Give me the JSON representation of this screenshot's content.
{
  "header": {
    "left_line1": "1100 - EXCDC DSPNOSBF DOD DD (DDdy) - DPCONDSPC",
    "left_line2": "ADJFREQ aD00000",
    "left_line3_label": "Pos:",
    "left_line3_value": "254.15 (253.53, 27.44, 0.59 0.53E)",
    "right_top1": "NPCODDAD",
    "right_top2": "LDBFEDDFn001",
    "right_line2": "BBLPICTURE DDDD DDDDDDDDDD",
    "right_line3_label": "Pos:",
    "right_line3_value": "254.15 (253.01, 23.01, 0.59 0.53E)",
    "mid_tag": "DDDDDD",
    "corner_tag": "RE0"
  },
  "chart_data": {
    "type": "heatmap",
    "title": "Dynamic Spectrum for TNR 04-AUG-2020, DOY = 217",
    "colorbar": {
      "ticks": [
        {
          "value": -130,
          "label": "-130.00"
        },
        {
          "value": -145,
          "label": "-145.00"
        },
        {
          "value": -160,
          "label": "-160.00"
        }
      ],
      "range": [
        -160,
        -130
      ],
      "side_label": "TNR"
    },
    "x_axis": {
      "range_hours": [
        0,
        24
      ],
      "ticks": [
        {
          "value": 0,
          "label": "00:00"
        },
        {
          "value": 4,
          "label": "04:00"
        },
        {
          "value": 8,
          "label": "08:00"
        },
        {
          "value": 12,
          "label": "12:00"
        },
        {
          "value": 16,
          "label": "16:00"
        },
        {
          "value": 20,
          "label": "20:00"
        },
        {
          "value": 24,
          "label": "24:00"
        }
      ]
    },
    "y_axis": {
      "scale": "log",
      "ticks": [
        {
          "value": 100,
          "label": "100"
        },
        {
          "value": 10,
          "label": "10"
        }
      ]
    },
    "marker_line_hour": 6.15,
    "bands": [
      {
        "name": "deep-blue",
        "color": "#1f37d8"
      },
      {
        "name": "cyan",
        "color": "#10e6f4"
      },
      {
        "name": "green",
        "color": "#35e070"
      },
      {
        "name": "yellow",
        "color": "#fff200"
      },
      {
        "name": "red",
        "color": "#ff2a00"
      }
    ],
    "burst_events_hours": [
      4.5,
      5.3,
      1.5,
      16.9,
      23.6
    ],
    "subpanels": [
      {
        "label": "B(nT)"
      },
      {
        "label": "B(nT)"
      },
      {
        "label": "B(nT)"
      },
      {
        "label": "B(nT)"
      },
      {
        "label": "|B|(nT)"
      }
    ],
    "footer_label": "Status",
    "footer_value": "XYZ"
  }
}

━━━━━━━━━━

Write out the whole listing again. Match it word for word.

Task response:
Give me the JSON representation of this screenshot's content.
{
  "header": {
    "left_line1": "1100 - EXCDC DSPNOSBF DOD DD (DDdy) - DPCONDSPC",
    "left_line2": "ADJFREQ aD00000",
    "left_line3_label": "Pos:",
    "left_line3_value": "254.15 (253.53, 27.44, 0.59 0.53E)",
    "right_top1": "NPCODDAD",
    "right_top2": "LDBFEDDFn001",
    "right_line2": "BBLPICTURE DDDD DDDDDDDDDD",
    "right_line3_label": "Pos:",
    "right_line3_value": "254.15 (253.01, 23.01, 0.59 0.53E)",
    "mid_tag": "DDDDDD",
    "corner_tag": "RE0"
  },
  "chart_data": {
    "type": "heatmap",
    "title": "Dynamic Spectrum for TNR 04-AUG-2020, DOY = 217",
    "colorbar": {
      "ticks": [
        {
          "value": -130,
          "label": "-130.00"
        },
        {
          "value": -145,
          "label": "-145.00"
        },
        {
          "value": -160,
          "label": "-160.00"
        }
      ],
      "range": [
        -160,
        -130
      ],
      "side_label": "TNR"
    },
    "x_axis": {
      "range_hours": [
        0,
        24
      ],
      "ticks": [
        {
          "value": 0,
          "label": "00:00"
        },
        {
          "value": 4,
          "label": "04:00"
        },
        {
          "value": 8,
          "label": "08:00"
        },
        {
          "value": 12,
          "label": "12:00"
        },
        {
          "value": 16,
          "label": "16:00"
        },
        {
          "value": 20,
          "label": "20:00"
        },
        {
          "value": 24,
          "label": "24:00"
        }
      ]
    },
    "y_axis": {
      "scale": "log",
      "ticks": [
        {
          "value": 100,
          "label": "100"
        },
        {
          "value": 10,
          "label": "10"
        }
      ]
    },
    "marker_line_hour": 6.15,
    "bands": [
      {
        "name": "deep-blue",
        "color": "#1f37d8"
      },
      {
        "name": "cyan",
        "color": "#10e6f4"
      },
      {
        "name": "green",
        "color": "#35e070"
      },
      {
        "name": "yellow",
        "color": "#fff200"
      },
      {
        "name": "red",
        "color": "#ff2a00"
      }
    ],
    "burst_events_hours": [
      4.5,
      5.3,
      1.5,
      16.9,
      23.6
    ],
    "subpanels": [
      {
        "label": "B(nT)"
      },
      {
        "label": "B(nT)"
      },
      {
        "label": "B(nT)"
      },
      {
        "label": "B(nT)"
      },
      {
        "label": "|B|(nT)"
      }
    ],
    "footer_label": "Status",
    "footer_value": "XYZ"
  }
}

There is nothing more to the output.